Your task: Every line of the material is to be quoted verbatim, minus the pictures.

Records contained in a dataset:
· · · · · · ·
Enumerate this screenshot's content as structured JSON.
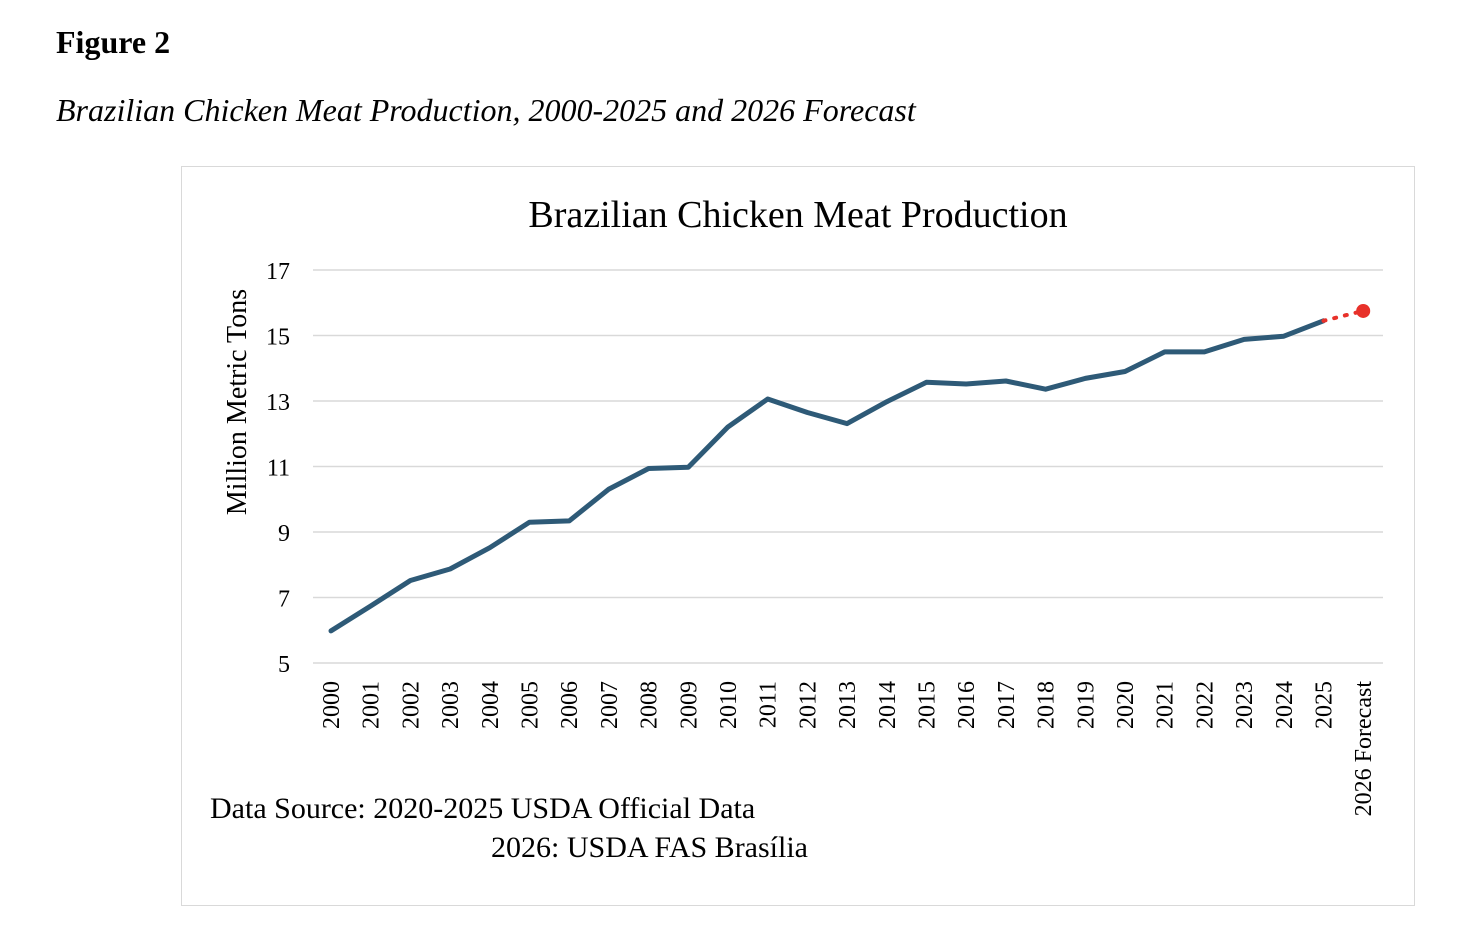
{
  "figure": {
    "label": "Figure 2",
    "caption": "Brazilian Chicken Meat Production, 2000-2025 and 2026 Forecast"
  },
  "chart_data": {
    "type": "line",
    "title": "Brazilian Chicken Meat Production",
    "xlabel": "",
    "ylabel": "Million Metric Tons",
    "ylim": [
      5,
      17
    ],
    "yticks": [
      5,
      7,
      9,
      11,
      13,
      15,
      17
    ],
    "grid": true,
    "categories": [
      "2000",
      "2001",
      "2002",
      "2003",
      "2004",
      "2005",
      "2006",
      "2007",
      "2008",
      "2009",
      "2010",
      "2011",
      "2012",
      "2013",
      "2014",
      "2015",
      "2016",
      "2017",
      "2018",
      "2019",
      "2020",
      "2021",
      "2022",
      "2023",
      "2024",
      "2025",
      "2026 Forecast"
    ],
    "series": [
      {
        "style": "solid",
        "color": "#2e5a77",
        "values": [
          5.98,
          6.74,
          7.52,
          7.87,
          8.52,
          9.3,
          9.34,
          10.31,
          10.94,
          10.98,
          12.21,
          13.06,
          12.65,
          12.31,
          12.98,
          13.57,
          13.52,
          13.61,
          13.36,
          13.69,
          13.9,
          14.5,
          14.5,
          14.88,
          14.98,
          15.45,
          null
        ]
      },
      {
        "style": "dotted",
        "color": "#e8312a",
        "values": [
          null,
          null,
          null,
          null,
          null,
          null,
          null,
          null,
          null,
          null,
          null,
          null,
          null,
          null,
          null,
          null,
          null,
          null,
          null,
          null,
          null,
          null,
          null,
          null,
          null,
          15.45,
          15.75
        ]
      }
    ],
    "source_note": {
      "line1": "Data Source: 2020-2025 USDA Official Data",
      "line2": "2026: USDA FAS Brasília"
    }
  }
}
· · · · · · ·
Solved problem:
Enumerate this screenshot's content as structured JSON.
{
  "figure": {
    "label": "Figure 2",
    "caption": "Brazilian Chicken Meat Production, 2000-2025 and 2026 Forecast"
  },
  "chart_data": {
    "type": "line",
    "title": "Brazilian Chicken Meat Production",
    "xlabel": "",
    "ylabel": "Million Metric Tons",
    "ylim": [
      5,
      17
    ],
    "yticks": [
      5,
      7,
      9,
      11,
      13,
      15,
      17
    ],
    "grid": true,
    "categories": [
      "2000",
      "2001",
      "2002",
      "2003",
      "2004",
      "2005",
      "2006",
      "2007",
      "2008",
      "2009",
      "2010",
      "2011",
      "2012",
      "2013",
      "2014",
      "2015",
      "2016",
      "2017",
      "2018",
      "2019",
      "2020",
      "2021",
      "2022",
      "2023",
      "2024",
      "2025",
      "2026 Forecast"
    ],
    "series": [
      {
        "style": "solid",
        "color": "#2e5a77",
        "values": [
          5.98,
          6.74,
          7.52,
          7.87,
          8.52,
          9.3,
          9.34,
          10.31,
          10.94,
          10.98,
          12.21,
          13.06,
          12.65,
          12.31,
          12.98,
          13.57,
          13.52,
          13.61,
          13.36,
          13.69,
          13.9,
          14.5,
          14.5,
          14.88,
          14.98,
          15.45,
          null
        ]
      },
      {
        "style": "dotted",
        "color": "#e8312a",
        "values": [
          null,
          null,
          null,
          null,
          null,
          null,
          null,
          null,
          null,
          null,
          null,
          null,
          null,
          null,
          null,
          null,
          null,
          null,
          null,
          null,
          null,
          null,
          null,
          null,
          null,
          15.45,
          15.75
        ]
      }
    ],
    "source_note": {
      "line1": "Data Source: 2020-2025 USDA Official Data",
      "line2": "2026: USDA FAS Brasília"
    }
  }
}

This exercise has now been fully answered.